ASSIGNMENT: The response must be made up of the lines in the entries below that contain "Updates".

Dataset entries

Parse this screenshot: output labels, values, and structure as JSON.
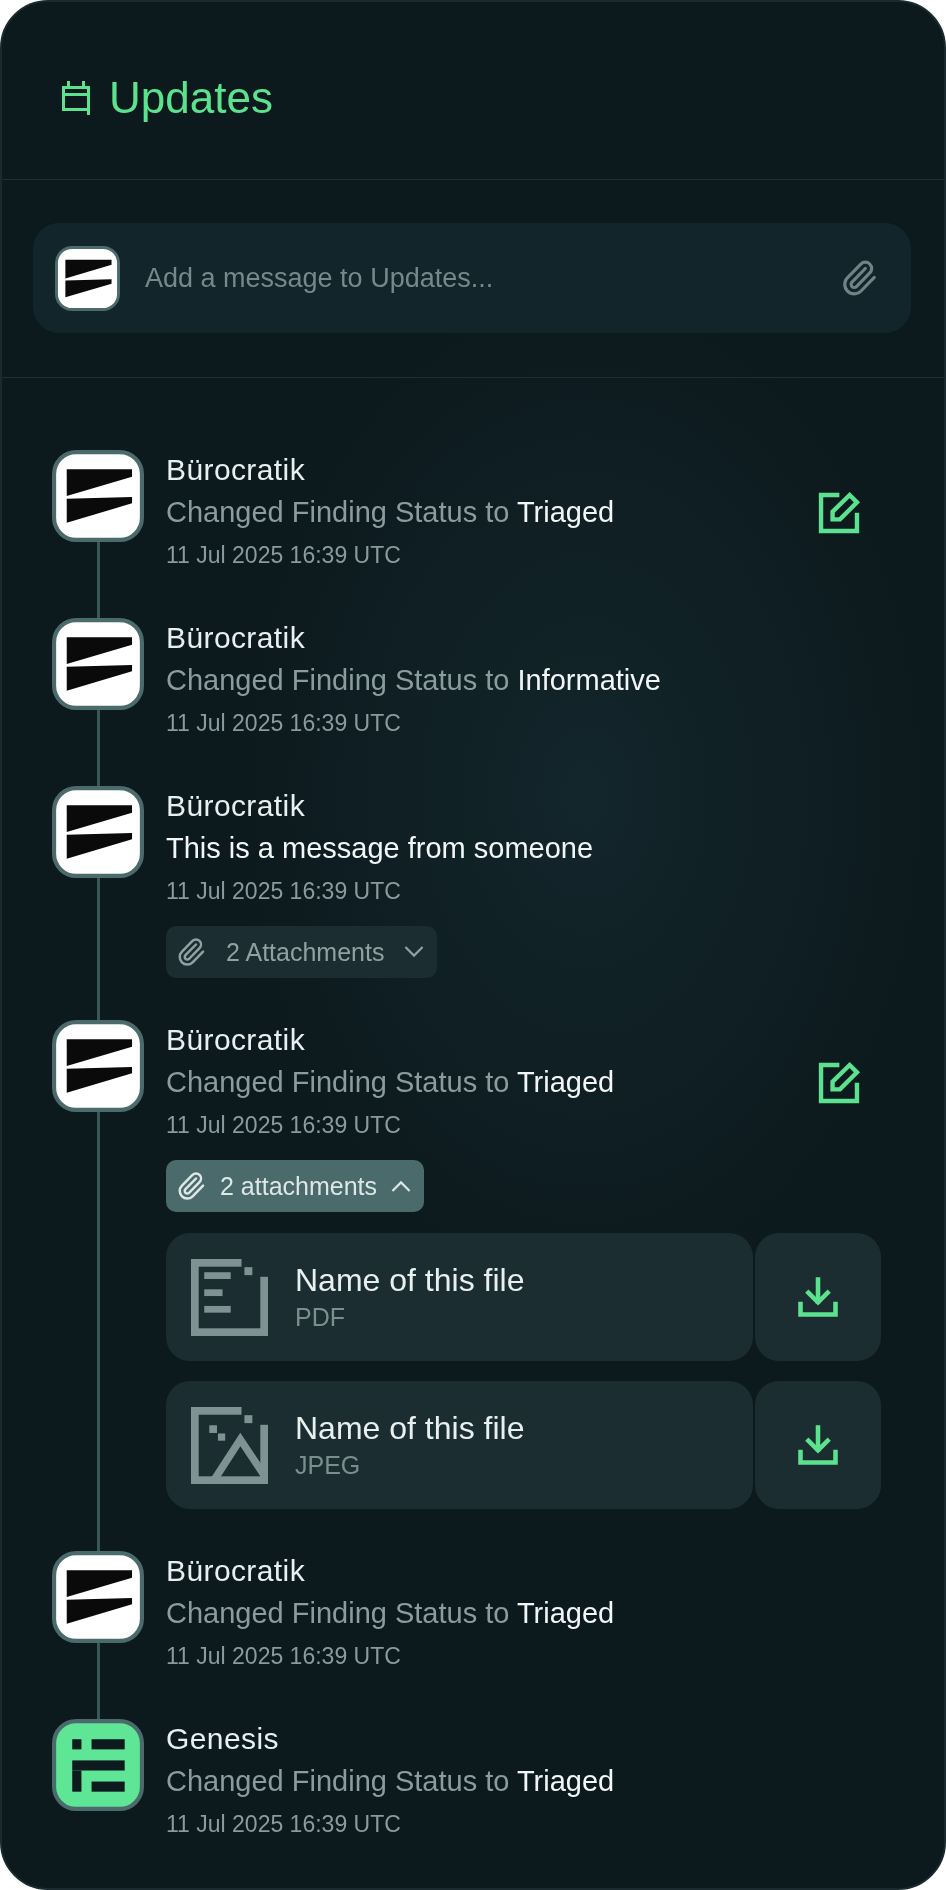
{
  "header": {
    "title": "Updates"
  },
  "composer": {
    "avatar": {
      "kind": "wedge"
    },
    "placeholder": "Add a message to Updates..."
  },
  "entries": [
    {
      "author": "Bürocratik",
      "avatar": {
        "kind": "wedge"
      },
      "kind": "status",
      "action": "Changed Finding Status to",
      "status": "Triaged",
      "time": "11 Jul 2025 16:39 UTC",
      "editable": true
    },
    {
      "author": "Bürocratik",
      "avatar": {
        "kind": "wedge"
      },
      "kind": "status",
      "action": "Changed Finding Status to",
      "status": "Informative",
      "time": "11 Jul 2025 16:39 UTC",
      "editable": false
    },
    {
      "author": "Bürocratik",
      "avatar": {
        "kind": "wedge"
      },
      "kind": "message",
      "message": "This is a message from someone",
      "time": "11 Jul 2025 16:39 UTC",
      "editable": false,
      "attachments": {
        "label": "2 Attachments",
        "expanded": false
      }
    },
    {
      "author": "Bürocratik",
      "avatar": {
        "kind": "wedge"
      },
      "kind": "status",
      "action": "Changed Finding Status to",
      "status": "Triaged",
      "time": "11 Jul 2025 16:39 UTC",
      "editable": true,
      "attachments": {
        "label": "2 attachments",
        "expanded": true,
        "files": [
          {
            "name": "Name of this file",
            "type": "PDF",
            "kind": "document"
          },
          {
            "name": "Name of this file",
            "type": "JPEG",
            "kind": "image"
          }
        ]
      }
    },
    {
      "author": "Bürocratik",
      "avatar": {
        "kind": "wedge"
      },
      "kind": "status",
      "action": "Changed Finding Status to",
      "status": "Triaged",
      "time": "11 Jul 2025 16:39 UTC",
      "editable": false
    },
    {
      "author": "Genesis",
      "avatar": {
        "kind": "blocks"
      },
      "kind": "status",
      "action": "Changed Finding Status to",
      "status": "Triaged",
      "time": "11 Jul 2025 16:39 UTC",
      "editable": false
    }
  ]
}
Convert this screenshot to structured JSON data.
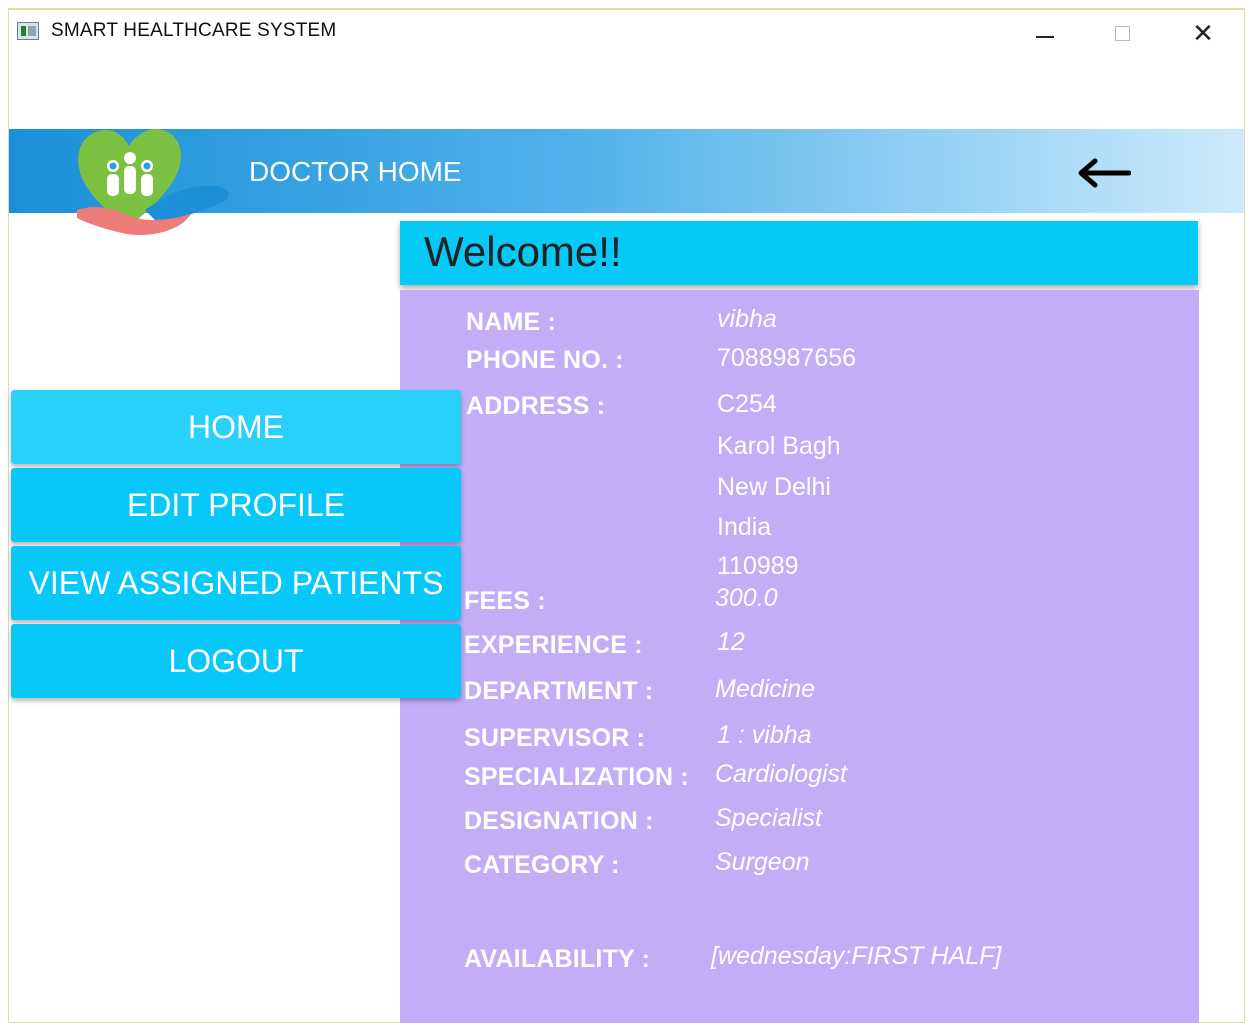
{
  "window": {
    "title": "SMART HEALTHCARE SYSTEM"
  },
  "header": {
    "title": "DOCTOR HOME",
    "back_icon": "arrow-left-icon"
  },
  "nav": {
    "home": "HOME",
    "edit_profile": "EDIT PROFILE",
    "view_patients": "VIEW ASSIGNED PATIENTS",
    "logout": "LOGOUT"
  },
  "welcome": "Welcome!!",
  "profile": {
    "name_label": "NAME :",
    "name": "vibha",
    "phone_label": "PHONE NO. :",
    "phone": "7088987656",
    "address_label": "ADDRESS :",
    "address_lines": [
      "C254",
      "Karol Bagh",
      "New Delhi",
      "India",
      "110989"
    ],
    "fees_label": "FEES :",
    "fees": "300.0",
    "experience_label": "EXPERIENCE :",
    "experience": "12",
    "department_label": "DEPARTMENT :",
    "department": "Medicine",
    "supervisor_label": "SUPERVISOR :",
    "supervisor": "1 : vibha",
    "specialization_label": "SPECIALIZATION :",
    "specialization": "Cardiologist",
    "designation_label": "DESIGNATION :",
    "designation": "Specialist",
    "category_label": "CATEGORY :",
    "category": "Surgeon",
    "availability_label": "AVAILABILITY :",
    "availability": "[wednesday:FIRST HALF]"
  },
  "colors": {
    "nav_button": "#07c8f8",
    "panel": "#c2adf6",
    "header_blue": "#1a8fd8"
  }
}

SOLUTION BELOW:
    "title": "Updates"
    "placeholder": "Add a message to Updates..."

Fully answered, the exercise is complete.